* [Exercise] Give the listing again character for character, but drop the images.

(Extracted data entries)
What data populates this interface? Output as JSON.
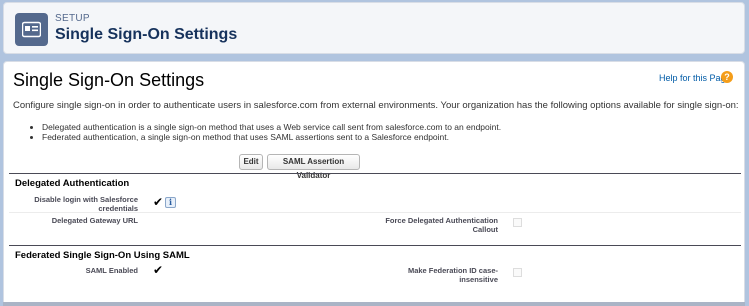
{
  "header": {
    "breadcrumb": "SETUP",
    "title": "Single Sign-On Settings",
    "icon": "id-card-icon"
  },
  "main": {
    "title": "Single Sign-On Settings",
    "help_link": "Help for this Page",
    "help_icon": "?",
    "intro": "Configure single sign-on in order to authenticate users in salesforce.com from external environments. Your organization has the following options available for single sign-on:",
    "bullets": [
      "Delegated authentication is a single sign-on method that uses a Web service call sent from salesforce.com to an endpoint.",
      "Federated authentication, a single sign-on method that uses SAML assertions sent to a Salesforce endpoint."
    ],
    "buttons": {
      "edit": "Edit",
      "saml_validator": "SAML Assertion Validator"
    }
  },
  "delegated": {
    "title": "Delegated Authentication",
    "disable_login_label_line1": "Disable login with Salesforce",
    "disable_login_label_line2": "credentials",
    "disable_login_value": "✔",
    "info_icon": "i",
    "gateway_url_label": "Delegated Gateway URL",
    "force_callout_label_line1": "Force Delegated Authentication",
    "force_callout_label_line2": "Callout"
  },
  "federated": {
    "title": "Federated Single Sign-On Using SAML",
    "saml_enabled_label": "SAML Enabled",
    "saml_enabled_value": "✔",
    "fed_id_label_line1": "Make Federation ID case-",
    "fed_id_label_line2": "insensitive"
  },
  "colors": {
    "background": "#b0c4df",
    "header_icon": "#54698d",
    "help_icon": "#f49d1a",
    "link": "#015ba7"
  }
}
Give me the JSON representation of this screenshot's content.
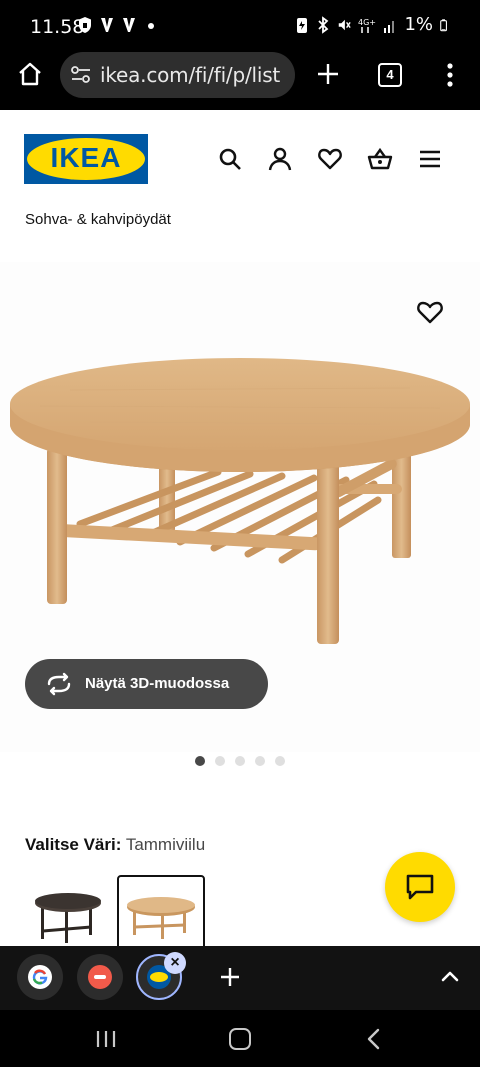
{
  "status_bar": {
    "time": "11.58",
    "battery": "1%",
    "icons": [
      "shield-icon",
      "v-icon",
      "v-icon",
      "dot-icon",
      "battery-saver-icon",
      "bluetooth-icon",
      "mute-icon",
      "4g-icon",
      "signal-icon",
      "battery-icon"
    ]
  },
  "browser": {
    "url": "ikea.com/fi/fi/p/list",
    "tab_count": "4"
  },
  "header": {
    "logo_text": "IKEA",
    "icons": [
      "search-icon",
      "user-icon",
      "heart-icon",
      "basket-icon",
      "hamburger-menu-icon"
    ]
  },
  "breadcrumb": "Sohva- & kahvipöydät",
  "product": {
    "view_3d_label": "Näytä 3D-muodossa",
    "image_count": 5,
    "active_image": 1,
    "color_label": "Valitse Väri:",
    "color_value": "Tammiviilu",
    "swatches": [
      {
        "name": "dark-brown",
        "color": "#3b3430",
        "selected": false
      },
      {
        "name": "oak",
        "color": "#d8ae7e",
        "selected": true
      }
    ]
  },
  "colors": {
    "ikea_blue": "#0058a3",
    "ikea_yellow": "#ffdb00",
    "wood": "#d9b07e",
    "button_dark": "#484848"
  },
  "tab_strip": {
    "tabs": [
      "google-tab",
      "tori-tab",
      "ikea-tab"
    ],
    "active_tab": "ikea-tab"
  }
}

* [Written response]
What data populates this interface? Output as JSON.
{
  "header": {
    "breadcrumb": "SETUP",
    "title": "Single Sign-On Settings",
    "icon": "id-card-icon"
  },
  "main": {
    "title": "Single Sign-On Settings",
    "help_link": "Help for this Page",
    "help_icon": "?",
    "intro": "Configure single sign-on in order to authenticate users in salesforce.com from external environments. Your organization has the following options available for single sign-on:",
    "bullets": [
      "Delegated authentication is a single sign-on method that uses a Web service call sent from salesforce.com to an endpoint.",
      "Federated authentication, a single sign-on method that uses SAML assertions sent to a Salesforce endpoint."
    ],
    "buttons": {
      "edit": "Edit",
      "saml_validator": "SAML Assertion Validator"
    }
  },
  "delegated": {
    "title": "Delegated Authentication",
    "disable_login_label_line1": "Disable login with Salesforce",
    "disable_login_label_line2": "credentials",
    "disable_login_value": "✔",
    "info_icon": "i",
    "gateway_url_label": "Delegated Gateway URL",
    "force_callout_label_line1": "Force Delegated Authentication",
    "force_callout_label_line2": "Callout"
  },
  "federated": {
    "title": "Federated Single Sign-On Using SAML",
    "saml_enabled_label": "SAML Enabled",
    "saml_enabled_value": "✔",
    "fed_id_label_line1": "Make Federation ID case-",
    "fed_id_label_line2": "insensitive"
  },
  "colors": {
    "background": "#b0c4df",
    "header_icon": "#54698d",
    "help_icon": "#f49d1a",
    "link": "#015ba7"
  }
}
Give me the JSON representation of this screenshot's content.
{
  "status_bar": {
    "time": "11.58",
    "battery": "1%",
    "icons": [
      "shield-icon",
      "v-icon",
      "v-icon",
      "dot-icon",
      "battery-saver-icon",
      "bluetooth-icon",
      "mute-icon",
      "4g-icon",
      "signal-icon",
      "battery-icon"
    ]
  },
  "browser": {
    "url": "ikea.com/fi/fi/p/list",
    "tab_count": "4"
  },
  "header": {
    "logo_text": "IKEA",
    "icons": [
      "search-icon",
      "user-icon",
      "heart-icon",
      "basket-icon",
      "hamburger-menu-icon"
    ]
  },
  "breadcrumb": "Sohva- & kahvipöydät",
  "product": {
    "view_3d_label": "Näytä 3D-muodossa",
    "image_count": 5,
    "active_image": 1,
    "color_label": "Valitse Väri:",
    "color_value": "Tammiviilu",
    "swatches": [
      {
        "name": "dark-brown",
        "color": "#3b3430",
        "selected": false
      },
      {
        "name": "oak",
        "color": "#d8ae7e",
        "selected": true
      }
    ]
  },
  "colors": {
    "ikea_blue": "#0058a3",
    "ikea_yellow": "#ffdb00",
    "wood": "#d9b07e",
    "button_dark": "#484848"
  },
  "tab_strip": {
    "tabs": [
      "google-tab",
      "tori-tab",
      "ikea-tab"
    ],
    "active_tab": "ikea-tab"
  }
}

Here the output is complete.